Source data
┌──

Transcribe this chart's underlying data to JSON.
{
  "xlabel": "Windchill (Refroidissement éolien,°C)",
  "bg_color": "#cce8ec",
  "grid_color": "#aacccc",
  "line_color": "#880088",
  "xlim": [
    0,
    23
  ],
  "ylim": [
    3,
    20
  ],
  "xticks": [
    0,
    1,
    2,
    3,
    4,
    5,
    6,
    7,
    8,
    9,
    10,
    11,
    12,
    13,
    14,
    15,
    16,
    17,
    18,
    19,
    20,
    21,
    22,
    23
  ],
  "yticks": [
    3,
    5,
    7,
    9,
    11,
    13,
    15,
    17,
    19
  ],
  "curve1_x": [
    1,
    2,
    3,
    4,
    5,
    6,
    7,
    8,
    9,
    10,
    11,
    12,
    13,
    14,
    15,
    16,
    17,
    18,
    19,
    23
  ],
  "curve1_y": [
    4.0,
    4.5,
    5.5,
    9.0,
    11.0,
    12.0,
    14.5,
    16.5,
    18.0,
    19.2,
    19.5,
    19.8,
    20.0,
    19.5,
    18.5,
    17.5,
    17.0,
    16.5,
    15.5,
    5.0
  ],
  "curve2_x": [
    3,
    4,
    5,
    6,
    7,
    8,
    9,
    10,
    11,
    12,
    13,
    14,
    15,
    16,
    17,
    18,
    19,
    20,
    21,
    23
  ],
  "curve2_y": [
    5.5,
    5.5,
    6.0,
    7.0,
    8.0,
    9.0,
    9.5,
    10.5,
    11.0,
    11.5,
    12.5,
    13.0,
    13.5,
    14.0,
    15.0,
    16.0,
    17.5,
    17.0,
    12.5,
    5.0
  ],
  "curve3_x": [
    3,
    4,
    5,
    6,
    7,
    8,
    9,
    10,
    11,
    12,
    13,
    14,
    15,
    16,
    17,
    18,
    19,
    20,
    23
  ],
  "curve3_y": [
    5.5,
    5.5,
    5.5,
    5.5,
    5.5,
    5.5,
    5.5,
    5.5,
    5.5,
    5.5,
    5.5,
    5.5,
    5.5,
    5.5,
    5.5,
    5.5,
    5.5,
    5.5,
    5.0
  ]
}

└──

▶ _Exercise instructions_
Your task is to transcribe the listing above in full, exactly as given.

▶ _Full answer_
Transcribe this chart's underlying data to JSON.
{
  "xlabel": "Windchill (Refroidissement éolien,°C)",
  "bg_color": "#cce8ec",
  "grid_color": "#aacccc",
  "line_color": "#880088",
  "xlim": [
    0,
    23
  ],
  "ylim": [
    3,
    20
  ],
  "xticks": [
    0,
    1,
    2,
    3,
    4,
    5,
    6,
    7,
    8,
    9,
    10,
    11,
    12,
    13,
    14,
    15,
    16,
    17,
    18,
    19,
    20,
    21,
    22,
    23
  ],
  "yticks": [
    3,
    5,
    7,
    9,
    11,
    13,
    15,
    17,
    19
  ],
  "curve1_x": [
    1,
    2,
    3,
    4,
    5,
    6,
    7,
    8,
    9,
    10,
    11,
    12,
    13,
    14,
    15,
    16,
    17,
    18,
    19,
    23
  ],
  "curve1_y": [
    4.0,
    4.5,
    5.5,
    9.0,
    11.0,
    12.0,
    14.5,
    16.5,
    18.0,
    19.2,
    19.5,
    19.8,
    20.0,
    19.5,
    18.5,
    17.5,
    17.0,
    16.5,
    15.5,
    5.0
  ],
  "curve2_x": [
    3,
    4,
    5,
    6,
    7,
    8,
    9,
    10,
    11,
    12,
    13,
    14,
    15,
    16,
    17,
    18,
    19,
    20,
    21,
    23
  ],
  "curve2_y": [
    5.5,
    5.5,
    6.0,
    7.0,
    8.0,
    9.0,
    9.5,
    10.5,
    11.0,
    11.5,
    12.5,
    13.0,
    13.5,
    14.0,
    15.0,
    16.0,
    17.5,
    17.0,
    12.5,
    5.0
  ],
  "curve3_x": [
    3,
    4,
    5,
    6,
    7,
    8,
    9,
    10,
    11,
    12,
    13,
    14,
    15,
    16,
    17,
    18,
    19,
    20,
    23
  ],
  "curve3_y": [
    5.5,
    5.5,
    5.5,
    5.5,
    5.5,
    5.5,
    5.5,
    5.5,
    5.5,
    5.5,
    5.5,
    5.5,
    5.5,
    5.5,
    5.5,
    5.5,
    5.5,
    5.5,
    5.0
  ]
}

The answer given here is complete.